> **DIRECTIVE**: Take each line that has the word "video" and return it.

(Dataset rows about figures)
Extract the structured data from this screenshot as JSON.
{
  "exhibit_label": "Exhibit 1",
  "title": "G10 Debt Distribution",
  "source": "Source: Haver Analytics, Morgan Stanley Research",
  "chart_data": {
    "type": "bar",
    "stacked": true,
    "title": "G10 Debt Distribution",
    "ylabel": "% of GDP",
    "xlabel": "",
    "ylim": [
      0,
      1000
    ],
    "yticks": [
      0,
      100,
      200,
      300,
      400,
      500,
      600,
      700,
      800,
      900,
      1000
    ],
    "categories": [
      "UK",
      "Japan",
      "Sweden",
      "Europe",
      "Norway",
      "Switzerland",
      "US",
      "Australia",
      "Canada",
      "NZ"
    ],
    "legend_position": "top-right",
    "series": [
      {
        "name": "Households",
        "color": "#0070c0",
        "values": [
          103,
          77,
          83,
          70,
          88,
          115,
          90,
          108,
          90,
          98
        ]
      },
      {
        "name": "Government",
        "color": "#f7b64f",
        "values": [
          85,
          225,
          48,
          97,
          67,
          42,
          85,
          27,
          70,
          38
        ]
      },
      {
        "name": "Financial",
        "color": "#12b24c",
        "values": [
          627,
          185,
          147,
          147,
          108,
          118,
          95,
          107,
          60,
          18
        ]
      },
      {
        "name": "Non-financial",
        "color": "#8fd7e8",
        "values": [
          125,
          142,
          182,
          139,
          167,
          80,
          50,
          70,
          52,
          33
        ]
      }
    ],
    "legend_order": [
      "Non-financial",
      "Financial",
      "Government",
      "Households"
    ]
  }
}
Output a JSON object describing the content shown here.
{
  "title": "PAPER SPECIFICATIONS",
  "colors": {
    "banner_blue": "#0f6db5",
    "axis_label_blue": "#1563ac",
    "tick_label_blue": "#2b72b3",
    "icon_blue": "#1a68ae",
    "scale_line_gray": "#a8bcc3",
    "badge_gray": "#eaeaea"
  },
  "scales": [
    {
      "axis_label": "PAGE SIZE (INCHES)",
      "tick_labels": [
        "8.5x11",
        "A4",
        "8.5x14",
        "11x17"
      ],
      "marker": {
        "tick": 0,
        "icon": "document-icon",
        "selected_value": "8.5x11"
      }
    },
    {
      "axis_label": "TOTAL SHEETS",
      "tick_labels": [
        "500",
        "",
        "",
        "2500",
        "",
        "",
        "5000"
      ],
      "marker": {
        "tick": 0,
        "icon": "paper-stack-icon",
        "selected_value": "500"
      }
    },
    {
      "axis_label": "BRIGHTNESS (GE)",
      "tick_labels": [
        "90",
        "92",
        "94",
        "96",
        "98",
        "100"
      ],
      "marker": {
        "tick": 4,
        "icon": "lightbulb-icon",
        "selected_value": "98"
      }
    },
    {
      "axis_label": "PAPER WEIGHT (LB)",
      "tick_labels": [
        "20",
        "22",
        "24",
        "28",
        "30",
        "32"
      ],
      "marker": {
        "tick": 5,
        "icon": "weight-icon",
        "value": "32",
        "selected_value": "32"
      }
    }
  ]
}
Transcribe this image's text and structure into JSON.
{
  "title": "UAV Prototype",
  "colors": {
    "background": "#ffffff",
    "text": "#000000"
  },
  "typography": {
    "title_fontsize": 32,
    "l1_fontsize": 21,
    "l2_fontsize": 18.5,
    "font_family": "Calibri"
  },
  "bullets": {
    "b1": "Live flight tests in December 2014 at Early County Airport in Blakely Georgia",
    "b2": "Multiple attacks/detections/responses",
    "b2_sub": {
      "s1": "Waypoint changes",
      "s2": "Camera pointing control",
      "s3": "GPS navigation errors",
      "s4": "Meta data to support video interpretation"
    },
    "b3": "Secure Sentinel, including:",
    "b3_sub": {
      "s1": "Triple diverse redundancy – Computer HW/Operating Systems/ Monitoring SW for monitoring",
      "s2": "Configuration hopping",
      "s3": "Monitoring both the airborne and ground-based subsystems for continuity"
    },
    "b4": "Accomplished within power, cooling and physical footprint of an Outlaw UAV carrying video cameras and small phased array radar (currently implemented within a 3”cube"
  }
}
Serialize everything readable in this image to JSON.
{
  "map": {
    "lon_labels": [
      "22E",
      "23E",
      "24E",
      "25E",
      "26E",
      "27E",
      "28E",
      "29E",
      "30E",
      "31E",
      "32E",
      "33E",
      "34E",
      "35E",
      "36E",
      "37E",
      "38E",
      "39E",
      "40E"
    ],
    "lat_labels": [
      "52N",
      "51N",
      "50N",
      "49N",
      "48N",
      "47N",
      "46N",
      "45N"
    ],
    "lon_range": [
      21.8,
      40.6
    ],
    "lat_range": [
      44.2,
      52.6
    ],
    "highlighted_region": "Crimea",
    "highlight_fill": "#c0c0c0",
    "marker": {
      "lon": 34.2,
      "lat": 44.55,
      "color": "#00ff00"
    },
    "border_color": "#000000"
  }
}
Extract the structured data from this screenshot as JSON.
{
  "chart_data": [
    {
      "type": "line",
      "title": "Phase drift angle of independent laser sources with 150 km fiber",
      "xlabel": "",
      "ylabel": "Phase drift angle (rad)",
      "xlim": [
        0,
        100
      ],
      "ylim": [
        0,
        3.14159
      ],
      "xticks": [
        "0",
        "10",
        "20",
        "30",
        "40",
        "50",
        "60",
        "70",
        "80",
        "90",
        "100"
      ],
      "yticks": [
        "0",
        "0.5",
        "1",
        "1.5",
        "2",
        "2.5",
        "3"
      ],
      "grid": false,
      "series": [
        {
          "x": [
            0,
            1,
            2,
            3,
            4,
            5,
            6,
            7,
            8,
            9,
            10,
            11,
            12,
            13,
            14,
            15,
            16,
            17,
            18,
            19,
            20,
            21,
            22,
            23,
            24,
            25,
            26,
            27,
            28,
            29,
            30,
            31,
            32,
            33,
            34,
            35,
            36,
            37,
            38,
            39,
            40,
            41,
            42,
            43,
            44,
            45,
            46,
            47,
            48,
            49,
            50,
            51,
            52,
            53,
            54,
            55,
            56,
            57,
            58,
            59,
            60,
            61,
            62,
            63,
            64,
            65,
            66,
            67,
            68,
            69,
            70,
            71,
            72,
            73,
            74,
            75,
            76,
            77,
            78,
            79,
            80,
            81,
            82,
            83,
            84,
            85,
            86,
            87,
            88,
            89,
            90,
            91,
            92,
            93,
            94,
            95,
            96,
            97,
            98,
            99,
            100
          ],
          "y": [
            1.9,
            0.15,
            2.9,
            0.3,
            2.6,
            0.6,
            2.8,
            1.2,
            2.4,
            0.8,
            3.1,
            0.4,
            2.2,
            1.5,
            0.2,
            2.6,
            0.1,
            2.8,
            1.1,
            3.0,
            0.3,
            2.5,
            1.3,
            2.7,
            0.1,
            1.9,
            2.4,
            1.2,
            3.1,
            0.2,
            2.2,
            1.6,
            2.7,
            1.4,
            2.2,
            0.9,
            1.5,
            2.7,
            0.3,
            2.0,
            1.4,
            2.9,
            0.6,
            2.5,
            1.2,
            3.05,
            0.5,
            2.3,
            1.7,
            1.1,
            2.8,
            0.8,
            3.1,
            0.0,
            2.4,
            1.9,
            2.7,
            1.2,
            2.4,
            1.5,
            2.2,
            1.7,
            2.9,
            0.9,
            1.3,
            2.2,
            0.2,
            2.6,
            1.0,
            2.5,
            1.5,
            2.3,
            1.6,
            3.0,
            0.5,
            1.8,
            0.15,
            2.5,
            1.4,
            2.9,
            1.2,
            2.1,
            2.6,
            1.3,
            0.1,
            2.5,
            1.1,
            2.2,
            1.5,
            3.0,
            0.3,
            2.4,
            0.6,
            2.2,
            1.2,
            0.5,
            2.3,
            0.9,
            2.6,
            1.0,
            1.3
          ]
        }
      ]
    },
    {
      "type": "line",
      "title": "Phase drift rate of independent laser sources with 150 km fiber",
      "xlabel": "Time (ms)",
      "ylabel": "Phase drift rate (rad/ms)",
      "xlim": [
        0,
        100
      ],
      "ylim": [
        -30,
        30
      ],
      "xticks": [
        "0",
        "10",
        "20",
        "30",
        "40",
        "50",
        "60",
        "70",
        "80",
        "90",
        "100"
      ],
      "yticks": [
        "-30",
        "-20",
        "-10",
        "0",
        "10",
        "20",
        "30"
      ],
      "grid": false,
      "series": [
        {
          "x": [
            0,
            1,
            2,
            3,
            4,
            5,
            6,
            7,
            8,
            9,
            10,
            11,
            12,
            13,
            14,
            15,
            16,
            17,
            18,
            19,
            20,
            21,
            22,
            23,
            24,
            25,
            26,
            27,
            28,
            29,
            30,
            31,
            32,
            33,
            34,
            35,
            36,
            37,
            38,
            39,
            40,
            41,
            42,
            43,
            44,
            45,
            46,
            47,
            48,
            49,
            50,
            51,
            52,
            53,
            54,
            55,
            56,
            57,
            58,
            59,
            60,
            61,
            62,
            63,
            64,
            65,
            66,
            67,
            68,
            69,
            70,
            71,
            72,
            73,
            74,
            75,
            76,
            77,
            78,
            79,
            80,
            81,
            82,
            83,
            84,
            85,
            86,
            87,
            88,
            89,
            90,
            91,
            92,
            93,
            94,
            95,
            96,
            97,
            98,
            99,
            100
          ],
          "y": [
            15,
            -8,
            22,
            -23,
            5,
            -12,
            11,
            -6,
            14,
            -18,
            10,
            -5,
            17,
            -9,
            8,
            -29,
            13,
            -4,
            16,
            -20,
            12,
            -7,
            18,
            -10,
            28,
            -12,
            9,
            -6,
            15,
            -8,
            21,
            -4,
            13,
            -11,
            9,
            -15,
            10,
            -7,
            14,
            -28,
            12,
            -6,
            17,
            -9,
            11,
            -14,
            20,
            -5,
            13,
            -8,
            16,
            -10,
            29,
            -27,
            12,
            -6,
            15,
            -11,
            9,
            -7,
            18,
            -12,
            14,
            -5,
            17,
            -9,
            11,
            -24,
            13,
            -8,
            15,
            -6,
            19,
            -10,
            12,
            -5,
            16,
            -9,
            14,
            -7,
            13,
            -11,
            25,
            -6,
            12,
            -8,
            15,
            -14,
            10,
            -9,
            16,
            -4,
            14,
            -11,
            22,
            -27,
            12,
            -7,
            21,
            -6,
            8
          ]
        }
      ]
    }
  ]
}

> **THE ANSWER**:
      "s4": "Meta data to support video interpretation"
    "b4": "Accomplished within power, cooling and physical footprint of an Outlaw UAV carrying video cameras and small phased array radar (currently implemented within a 3”cube"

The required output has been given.